Set down, without alteration, the lines from the one that contains "OCR this image." through the final line of the material below.

>> BEGIN Dataset excerpts

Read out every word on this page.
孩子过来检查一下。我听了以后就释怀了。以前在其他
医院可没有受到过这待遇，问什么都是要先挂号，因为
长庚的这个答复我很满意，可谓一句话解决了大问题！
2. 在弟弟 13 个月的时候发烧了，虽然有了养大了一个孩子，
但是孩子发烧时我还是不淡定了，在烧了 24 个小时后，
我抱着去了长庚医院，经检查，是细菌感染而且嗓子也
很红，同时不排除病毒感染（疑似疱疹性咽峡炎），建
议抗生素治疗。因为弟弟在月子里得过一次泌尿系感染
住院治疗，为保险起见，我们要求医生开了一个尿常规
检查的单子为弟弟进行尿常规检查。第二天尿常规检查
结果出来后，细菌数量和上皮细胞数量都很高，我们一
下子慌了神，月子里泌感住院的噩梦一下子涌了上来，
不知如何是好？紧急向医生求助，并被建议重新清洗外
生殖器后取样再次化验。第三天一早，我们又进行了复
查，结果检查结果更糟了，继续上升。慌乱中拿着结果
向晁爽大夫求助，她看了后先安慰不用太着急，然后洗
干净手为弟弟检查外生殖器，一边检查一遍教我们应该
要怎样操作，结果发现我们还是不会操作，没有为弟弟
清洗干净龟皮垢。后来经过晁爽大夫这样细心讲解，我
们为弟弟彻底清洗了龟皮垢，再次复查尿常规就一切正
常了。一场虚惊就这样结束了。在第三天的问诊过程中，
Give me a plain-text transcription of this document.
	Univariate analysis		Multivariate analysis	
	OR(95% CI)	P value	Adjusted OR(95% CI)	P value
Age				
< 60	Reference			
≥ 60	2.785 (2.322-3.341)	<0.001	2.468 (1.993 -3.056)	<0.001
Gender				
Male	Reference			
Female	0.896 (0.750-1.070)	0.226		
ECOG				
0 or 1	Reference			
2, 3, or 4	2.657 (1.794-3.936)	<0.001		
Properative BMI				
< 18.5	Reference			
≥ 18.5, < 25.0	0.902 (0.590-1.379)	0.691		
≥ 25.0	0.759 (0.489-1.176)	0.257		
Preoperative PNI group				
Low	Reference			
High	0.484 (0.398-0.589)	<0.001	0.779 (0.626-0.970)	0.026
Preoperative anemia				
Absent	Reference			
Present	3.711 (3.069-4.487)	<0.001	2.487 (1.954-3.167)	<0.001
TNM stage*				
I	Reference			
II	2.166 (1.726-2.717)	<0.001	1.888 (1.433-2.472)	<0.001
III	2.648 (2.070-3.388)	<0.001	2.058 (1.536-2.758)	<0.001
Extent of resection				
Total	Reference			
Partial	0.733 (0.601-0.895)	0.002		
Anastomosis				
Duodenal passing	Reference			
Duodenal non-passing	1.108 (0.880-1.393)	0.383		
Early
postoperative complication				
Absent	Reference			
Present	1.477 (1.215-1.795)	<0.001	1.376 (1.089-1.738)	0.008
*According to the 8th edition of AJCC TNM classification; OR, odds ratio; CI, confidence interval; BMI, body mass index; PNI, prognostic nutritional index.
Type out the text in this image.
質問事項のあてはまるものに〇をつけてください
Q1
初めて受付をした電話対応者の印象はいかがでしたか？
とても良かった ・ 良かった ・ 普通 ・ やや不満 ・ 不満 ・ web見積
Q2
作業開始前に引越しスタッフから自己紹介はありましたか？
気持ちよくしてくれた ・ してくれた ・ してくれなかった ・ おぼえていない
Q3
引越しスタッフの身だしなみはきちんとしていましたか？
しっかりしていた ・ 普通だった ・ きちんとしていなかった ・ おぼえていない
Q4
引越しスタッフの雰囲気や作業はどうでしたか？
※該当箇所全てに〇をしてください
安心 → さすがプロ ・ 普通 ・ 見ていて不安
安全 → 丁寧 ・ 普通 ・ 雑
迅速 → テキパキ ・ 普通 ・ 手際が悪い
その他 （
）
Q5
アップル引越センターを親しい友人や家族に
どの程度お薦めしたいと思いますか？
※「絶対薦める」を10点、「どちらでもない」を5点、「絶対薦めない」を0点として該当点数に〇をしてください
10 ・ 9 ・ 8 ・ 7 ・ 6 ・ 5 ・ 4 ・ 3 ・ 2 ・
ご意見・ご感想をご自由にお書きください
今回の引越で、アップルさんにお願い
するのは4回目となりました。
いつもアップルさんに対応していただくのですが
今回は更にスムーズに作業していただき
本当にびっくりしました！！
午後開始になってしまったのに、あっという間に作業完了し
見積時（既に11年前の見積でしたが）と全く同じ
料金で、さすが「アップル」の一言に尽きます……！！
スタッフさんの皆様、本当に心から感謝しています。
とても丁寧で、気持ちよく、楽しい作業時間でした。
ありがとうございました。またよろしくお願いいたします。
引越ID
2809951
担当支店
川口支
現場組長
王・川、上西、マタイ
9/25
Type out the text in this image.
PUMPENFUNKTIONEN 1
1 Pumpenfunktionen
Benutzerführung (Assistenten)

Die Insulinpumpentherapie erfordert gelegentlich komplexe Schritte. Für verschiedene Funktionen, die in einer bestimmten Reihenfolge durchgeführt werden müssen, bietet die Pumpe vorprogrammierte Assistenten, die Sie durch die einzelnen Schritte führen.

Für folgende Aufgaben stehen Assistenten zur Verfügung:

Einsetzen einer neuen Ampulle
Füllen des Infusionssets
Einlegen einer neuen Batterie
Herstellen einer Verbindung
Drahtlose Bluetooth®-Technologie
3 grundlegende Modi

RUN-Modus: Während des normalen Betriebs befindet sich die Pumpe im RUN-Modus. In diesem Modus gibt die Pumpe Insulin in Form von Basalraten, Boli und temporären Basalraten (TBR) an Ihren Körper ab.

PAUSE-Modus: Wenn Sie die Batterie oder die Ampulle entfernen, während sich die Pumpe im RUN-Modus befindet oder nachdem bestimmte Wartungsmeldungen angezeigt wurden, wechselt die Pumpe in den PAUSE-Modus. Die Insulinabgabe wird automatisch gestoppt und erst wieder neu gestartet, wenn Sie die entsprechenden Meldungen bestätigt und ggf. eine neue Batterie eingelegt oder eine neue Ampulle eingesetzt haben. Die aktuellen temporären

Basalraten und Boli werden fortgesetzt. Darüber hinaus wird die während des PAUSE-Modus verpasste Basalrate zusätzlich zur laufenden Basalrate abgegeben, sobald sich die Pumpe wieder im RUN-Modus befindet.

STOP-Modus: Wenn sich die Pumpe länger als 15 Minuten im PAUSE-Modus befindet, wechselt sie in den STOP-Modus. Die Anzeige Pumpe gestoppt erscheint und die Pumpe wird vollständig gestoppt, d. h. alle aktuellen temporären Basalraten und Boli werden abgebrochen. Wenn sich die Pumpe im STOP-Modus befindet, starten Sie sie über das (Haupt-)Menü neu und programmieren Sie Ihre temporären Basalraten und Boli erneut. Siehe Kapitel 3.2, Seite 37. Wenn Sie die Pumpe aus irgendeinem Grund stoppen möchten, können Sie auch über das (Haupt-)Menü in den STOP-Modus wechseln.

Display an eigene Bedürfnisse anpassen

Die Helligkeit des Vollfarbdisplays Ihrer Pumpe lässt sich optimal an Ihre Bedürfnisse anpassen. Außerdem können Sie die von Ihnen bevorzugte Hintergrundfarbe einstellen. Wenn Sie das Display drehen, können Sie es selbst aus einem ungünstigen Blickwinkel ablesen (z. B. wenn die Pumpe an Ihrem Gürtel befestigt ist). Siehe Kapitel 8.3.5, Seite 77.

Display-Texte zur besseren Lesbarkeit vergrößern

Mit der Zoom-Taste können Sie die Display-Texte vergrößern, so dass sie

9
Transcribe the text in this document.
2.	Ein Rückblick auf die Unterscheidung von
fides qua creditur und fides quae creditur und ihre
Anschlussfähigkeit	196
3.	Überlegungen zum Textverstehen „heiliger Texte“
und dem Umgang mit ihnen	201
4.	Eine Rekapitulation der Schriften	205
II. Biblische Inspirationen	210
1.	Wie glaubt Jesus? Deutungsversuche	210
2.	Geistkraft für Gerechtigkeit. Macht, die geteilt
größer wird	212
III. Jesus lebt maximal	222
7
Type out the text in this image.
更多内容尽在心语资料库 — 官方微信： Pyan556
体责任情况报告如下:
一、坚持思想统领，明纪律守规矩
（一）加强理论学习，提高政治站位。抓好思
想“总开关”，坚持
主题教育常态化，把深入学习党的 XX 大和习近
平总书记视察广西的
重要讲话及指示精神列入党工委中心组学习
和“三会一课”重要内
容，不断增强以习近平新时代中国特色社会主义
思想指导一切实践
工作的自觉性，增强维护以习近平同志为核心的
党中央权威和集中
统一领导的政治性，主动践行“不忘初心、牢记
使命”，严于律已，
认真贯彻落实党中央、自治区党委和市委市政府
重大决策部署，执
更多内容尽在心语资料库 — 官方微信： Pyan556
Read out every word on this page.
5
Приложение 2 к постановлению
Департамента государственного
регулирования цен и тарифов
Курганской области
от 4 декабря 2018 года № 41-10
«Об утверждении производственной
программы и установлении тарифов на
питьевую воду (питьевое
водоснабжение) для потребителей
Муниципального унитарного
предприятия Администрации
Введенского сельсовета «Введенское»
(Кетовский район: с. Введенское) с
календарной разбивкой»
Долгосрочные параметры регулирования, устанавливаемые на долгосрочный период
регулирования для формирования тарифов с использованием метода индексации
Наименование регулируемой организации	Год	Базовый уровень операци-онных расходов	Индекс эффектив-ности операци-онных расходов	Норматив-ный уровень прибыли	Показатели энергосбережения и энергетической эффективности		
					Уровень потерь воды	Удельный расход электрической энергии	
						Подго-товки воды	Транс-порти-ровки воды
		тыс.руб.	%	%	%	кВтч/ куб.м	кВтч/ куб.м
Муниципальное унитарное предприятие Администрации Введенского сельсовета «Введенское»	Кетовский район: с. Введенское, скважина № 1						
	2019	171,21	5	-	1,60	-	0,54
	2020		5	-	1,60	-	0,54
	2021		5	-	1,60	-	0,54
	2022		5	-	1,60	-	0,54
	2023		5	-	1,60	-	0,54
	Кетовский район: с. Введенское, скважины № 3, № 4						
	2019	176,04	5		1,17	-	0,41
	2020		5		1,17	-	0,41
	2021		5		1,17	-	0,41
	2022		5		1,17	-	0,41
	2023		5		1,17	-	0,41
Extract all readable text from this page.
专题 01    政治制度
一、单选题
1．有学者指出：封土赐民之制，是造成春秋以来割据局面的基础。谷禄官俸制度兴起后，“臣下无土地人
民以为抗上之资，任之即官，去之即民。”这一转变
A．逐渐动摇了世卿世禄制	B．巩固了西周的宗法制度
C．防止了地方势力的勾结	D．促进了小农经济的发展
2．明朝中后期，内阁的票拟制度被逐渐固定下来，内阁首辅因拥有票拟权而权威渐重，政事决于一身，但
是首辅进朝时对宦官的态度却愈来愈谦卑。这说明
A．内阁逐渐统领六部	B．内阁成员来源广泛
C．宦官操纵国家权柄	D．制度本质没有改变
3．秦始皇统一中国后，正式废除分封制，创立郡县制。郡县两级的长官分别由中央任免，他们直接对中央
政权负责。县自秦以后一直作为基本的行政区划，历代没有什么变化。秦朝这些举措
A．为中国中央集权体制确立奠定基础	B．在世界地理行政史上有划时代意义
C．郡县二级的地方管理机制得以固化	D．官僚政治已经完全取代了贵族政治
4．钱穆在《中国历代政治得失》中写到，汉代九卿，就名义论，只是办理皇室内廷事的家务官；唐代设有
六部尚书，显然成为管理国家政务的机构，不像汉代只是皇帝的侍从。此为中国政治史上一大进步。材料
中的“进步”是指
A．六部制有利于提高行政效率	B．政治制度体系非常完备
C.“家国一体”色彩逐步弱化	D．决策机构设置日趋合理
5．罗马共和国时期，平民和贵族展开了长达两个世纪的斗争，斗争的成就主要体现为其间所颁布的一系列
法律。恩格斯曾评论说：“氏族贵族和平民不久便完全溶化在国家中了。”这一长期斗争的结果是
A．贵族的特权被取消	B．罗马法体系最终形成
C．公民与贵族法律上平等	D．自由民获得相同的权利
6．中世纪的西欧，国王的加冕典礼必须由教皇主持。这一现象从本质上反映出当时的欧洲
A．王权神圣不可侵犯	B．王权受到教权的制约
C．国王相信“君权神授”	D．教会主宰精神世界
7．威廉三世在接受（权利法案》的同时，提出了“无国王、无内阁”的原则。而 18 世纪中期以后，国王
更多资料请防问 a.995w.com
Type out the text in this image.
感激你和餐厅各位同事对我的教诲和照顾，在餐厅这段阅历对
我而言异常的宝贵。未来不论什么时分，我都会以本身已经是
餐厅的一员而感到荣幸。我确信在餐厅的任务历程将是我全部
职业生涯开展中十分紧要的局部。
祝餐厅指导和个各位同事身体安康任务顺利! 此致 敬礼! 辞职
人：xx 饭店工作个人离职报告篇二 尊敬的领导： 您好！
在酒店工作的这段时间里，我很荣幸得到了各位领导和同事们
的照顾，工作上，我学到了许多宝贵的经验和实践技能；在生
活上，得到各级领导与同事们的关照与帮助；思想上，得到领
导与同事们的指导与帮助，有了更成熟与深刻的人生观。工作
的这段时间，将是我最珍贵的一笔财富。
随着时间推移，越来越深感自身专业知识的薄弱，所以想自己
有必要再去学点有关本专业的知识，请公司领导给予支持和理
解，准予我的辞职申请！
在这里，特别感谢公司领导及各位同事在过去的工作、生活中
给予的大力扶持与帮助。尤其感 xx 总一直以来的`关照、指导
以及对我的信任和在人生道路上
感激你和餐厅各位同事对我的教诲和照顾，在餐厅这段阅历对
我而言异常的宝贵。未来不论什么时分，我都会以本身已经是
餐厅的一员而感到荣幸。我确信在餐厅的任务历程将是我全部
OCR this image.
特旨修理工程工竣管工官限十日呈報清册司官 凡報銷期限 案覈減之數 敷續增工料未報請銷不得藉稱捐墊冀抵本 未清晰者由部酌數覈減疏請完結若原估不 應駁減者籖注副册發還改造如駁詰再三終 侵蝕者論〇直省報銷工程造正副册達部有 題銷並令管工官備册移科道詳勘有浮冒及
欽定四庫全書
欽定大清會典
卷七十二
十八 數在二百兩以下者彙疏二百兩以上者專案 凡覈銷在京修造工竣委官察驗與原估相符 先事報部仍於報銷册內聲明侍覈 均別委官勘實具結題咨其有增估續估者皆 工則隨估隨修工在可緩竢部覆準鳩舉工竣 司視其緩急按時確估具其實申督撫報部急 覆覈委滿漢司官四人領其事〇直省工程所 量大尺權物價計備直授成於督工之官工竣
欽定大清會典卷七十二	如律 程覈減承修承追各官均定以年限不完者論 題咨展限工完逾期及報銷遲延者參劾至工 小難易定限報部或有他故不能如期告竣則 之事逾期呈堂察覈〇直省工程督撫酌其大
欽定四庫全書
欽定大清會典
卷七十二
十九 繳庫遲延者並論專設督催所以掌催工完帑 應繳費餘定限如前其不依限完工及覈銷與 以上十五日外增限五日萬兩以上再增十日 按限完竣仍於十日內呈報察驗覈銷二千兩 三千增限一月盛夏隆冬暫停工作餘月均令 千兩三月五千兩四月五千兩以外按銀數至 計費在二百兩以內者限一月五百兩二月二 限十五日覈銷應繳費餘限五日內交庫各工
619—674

>> END Dataset excerpts

Answer to this task:
OCR this image.
特旨修理工程工竣管工官限十日呈報清册司官 凡報銷期限 案覈減之數 敷續增工料未報請銷不得藉稱捐墊冀抵本 未清晰者由部酌數覈減疏請完結若原估不 應駁減者籖注副册發還改造如駁詰再三終 侵蝕者論〇直省報銷工程造正副册達部有 題銷並令管工官備册移科道詳勘有浮冒及
欽定四庫全書
欽定大清會典
卷七十二
十八 數在二百兩以下者彙疏二百兩以上者專案 凡覈銷在京修造工竣委官察驗與原估相符 先事報部仍於報銷册內聲明侍覈 均別委官勘實具結題咨其有增估續估者皆 工則隨估隨修工在可緩竢部覆準鳩舉工竣 司視其緩急按時確估具其實申督撫報部急 覆覈委滿漢司官四人領其事〇直省工程所 量大尺權物價計備直授成於督工之官工竣
欽定大清會典卷七十二	如律 程覈減承修承追各官均定以年限不完者論 題咨展限工完逾期及報銷遲延者參劾至工 小難易定限報部或有他故不能如期告竣則 之事逾期呈堂察覈〇直省工程督撫酌其大
欽定四庫全書
欽定大清會典
卷七十二
十九 繳庫遲延者並論專設督催所以掌催工完帑 應繳費餘定限如前其不依限完工及覈銷與 以上十五日外增限五日萬兩以上再增十日 按限完竣仍於十日內呈報察驗覈銷二千兩 三千增限一月盛夏隆冬暫停工作餘月均令 千兩三月五千兩四月五千兩以外按銀數至 計費在二百兩以內者限一月五百兩二月二 限十五日覈銷應繳費餘限五日內交庫各工
619—674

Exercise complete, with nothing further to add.